The first driver 320 and the second driver 420 comprised by the
first controller 300 and the second controller 400 respectively
perform a test procedure to detect an operating condition thereof.
If a test result at this time is that one of the drivers stops
operation, the driver stops driving the drive motor 23 connected to
the driver. For example, if the test result is that the first
driver 320 stops operation while the second driver 420 operates
normally, the first driver 320 stops driving the drive motor 23
connected to the first driver 320, while the second driver 420
normally drives the drive motor 23 connected to the second driver
420.
[0031] Afterwards, a system condition is judged, in which the
system refers to the first processor 310 and the second processor
410. The first controller 300 of the first processor 310 and the
second controller 400 of the second processor 410 respectively
perform a detection procedure to detect an operating condition
thereof. If the detection result at this time is that one of the
processors stop operation, the processor stops controlling the
driver connected to the processor. For example, if the detection
result is that the first processor 310 stops operation while the
second processor 410 operates normally, the first driver 320 stops
receiving the signals from the first processor 310 and enters a
limp home mode. The limp home mode refers to that the first driver
320 may control the drive motor 23 according to a preset operating
parameter pre-stored in the first driver 320. In other words, the
limp home mode can ensure that the first driver 320 has the
smallest and the safest power output, so that the first driver 320
does not lose power. The second processor 410 continues to normally
control the second driver 420.
[0032] The test procedure and the detection procedure are performed
in a sequence which is not limited to the sequence described in the
present disclosure that the test procedure is first performed and
then the detection procedure is performed. The detection procedure
may also be first performed, and then the test procedure is
performed. Or, the test procedure and the detection procedure may
also be performed at the same time.

------------------------------------------------

:: TASKS TO CARRY OUT ::
#1 Answer these questions from the patent excerpt:
(a) If the test shows that the first driver 320 stops operation while the second driver 420 operates normally, what does the first driver 320 do with the drive motor 23 connected to it?
(b) In the limp home mode, what does the first driver 320 use to control the drive motor 23?
(c) Apart from running the test procedure first and the detection procedure second, what other orders does the excerpt allow for the two procedures?
#2 Using the patent excerpt, explain in one to three sentences why the first driver 320 enters the limp home mode when the first processor 310 stops operation.
#3 Set down word for word the part of the patent excerpt that opens with the words containing "The first driver 320 and" and closes with "operating condition thereof.".
Rely only on the patent excerpt for your answers.

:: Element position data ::
------------------------------------------------

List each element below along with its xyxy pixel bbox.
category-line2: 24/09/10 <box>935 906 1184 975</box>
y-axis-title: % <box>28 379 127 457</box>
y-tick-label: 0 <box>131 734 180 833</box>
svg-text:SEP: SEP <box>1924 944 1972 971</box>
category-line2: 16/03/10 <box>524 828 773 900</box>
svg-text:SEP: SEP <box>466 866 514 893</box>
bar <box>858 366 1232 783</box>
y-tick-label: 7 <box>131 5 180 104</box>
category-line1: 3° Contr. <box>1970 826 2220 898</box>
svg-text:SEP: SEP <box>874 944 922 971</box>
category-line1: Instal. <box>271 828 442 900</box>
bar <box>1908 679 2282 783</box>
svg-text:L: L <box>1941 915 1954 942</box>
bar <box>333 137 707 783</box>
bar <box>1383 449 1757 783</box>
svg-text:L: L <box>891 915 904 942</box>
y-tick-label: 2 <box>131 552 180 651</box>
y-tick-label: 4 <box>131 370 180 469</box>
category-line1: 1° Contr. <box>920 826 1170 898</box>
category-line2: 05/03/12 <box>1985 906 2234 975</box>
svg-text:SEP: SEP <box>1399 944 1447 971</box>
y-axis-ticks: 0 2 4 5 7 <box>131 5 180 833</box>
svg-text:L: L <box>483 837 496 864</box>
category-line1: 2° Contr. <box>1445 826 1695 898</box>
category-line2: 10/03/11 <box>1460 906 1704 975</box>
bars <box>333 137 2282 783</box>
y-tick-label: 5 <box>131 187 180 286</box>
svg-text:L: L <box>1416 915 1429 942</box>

------------------------------------------------

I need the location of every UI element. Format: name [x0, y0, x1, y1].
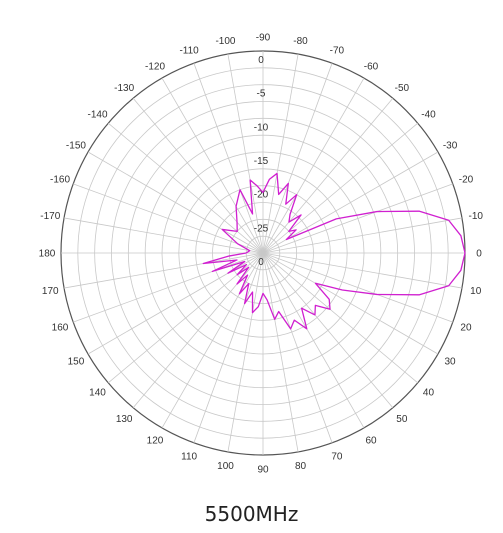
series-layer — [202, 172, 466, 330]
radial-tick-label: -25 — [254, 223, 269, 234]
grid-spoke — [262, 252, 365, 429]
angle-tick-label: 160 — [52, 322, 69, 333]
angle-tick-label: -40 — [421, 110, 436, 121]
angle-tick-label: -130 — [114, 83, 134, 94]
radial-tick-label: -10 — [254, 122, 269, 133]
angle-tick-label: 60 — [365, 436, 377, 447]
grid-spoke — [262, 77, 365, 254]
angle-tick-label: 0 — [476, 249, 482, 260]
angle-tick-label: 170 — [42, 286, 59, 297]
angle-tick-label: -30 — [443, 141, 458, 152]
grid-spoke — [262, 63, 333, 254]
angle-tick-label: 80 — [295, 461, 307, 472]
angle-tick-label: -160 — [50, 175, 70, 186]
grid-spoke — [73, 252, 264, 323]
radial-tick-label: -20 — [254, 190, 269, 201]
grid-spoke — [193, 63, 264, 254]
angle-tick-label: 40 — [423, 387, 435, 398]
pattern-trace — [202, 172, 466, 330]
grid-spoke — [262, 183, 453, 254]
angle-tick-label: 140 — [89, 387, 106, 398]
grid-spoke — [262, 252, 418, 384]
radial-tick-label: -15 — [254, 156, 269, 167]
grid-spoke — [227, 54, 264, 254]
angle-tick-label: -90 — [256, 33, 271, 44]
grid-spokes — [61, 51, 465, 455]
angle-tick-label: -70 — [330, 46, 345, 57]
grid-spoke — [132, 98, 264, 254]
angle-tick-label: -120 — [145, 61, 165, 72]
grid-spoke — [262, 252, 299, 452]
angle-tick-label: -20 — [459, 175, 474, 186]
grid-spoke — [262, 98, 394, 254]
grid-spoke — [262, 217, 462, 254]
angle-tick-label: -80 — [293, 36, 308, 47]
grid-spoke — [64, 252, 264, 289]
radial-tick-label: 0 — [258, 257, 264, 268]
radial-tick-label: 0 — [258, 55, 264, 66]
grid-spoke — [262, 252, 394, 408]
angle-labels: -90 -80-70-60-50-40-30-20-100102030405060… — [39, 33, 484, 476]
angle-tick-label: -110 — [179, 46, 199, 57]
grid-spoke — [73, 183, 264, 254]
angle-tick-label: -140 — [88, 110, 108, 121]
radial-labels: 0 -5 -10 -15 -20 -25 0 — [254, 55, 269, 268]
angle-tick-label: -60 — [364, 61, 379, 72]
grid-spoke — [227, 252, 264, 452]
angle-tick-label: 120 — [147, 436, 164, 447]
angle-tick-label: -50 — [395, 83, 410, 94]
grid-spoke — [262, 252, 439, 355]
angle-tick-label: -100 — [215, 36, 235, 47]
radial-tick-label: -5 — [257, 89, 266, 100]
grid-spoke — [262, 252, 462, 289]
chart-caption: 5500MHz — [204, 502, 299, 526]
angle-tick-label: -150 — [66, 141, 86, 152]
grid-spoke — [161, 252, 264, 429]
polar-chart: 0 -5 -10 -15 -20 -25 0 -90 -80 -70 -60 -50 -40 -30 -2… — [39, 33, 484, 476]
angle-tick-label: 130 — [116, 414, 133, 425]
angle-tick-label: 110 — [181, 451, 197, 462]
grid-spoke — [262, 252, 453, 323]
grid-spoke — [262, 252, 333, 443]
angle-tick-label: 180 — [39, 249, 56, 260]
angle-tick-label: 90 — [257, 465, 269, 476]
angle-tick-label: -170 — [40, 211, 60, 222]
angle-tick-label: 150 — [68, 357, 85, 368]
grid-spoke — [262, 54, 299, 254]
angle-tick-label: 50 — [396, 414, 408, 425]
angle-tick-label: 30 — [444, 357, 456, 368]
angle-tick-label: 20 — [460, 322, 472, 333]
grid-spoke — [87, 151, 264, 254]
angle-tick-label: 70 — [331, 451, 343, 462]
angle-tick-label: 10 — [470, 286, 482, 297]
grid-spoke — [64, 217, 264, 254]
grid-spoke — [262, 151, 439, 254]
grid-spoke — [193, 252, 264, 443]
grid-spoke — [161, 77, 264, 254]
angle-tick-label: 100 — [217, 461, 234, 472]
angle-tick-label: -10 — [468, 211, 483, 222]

------------------------------------------------

:: WORKED SOLUTIONS ::
#1
(a) It stops driving the drive motor 23 connected to it.
(b) It uses a preset operating parameter pre-stored in the first driver 320.
(c) The detection procedure may be performed first and the test procedure second, or both procedures may be performed at the same time.

#2 When the first processor 310 stops operation, the first driver 320 no longer receives signals from it. The driver therefore enters the limp home mode and controls the drive motor 23 with a preset operating parameter stored in itself. This gives the smallest and safest power output, so the first driver 320 does not lose power.

#3
The first driver 320 and the second driver 420 comprised by the
first controller 300 and the second controller 400 respectively
perform a test procedure to detect an operating condition thereof.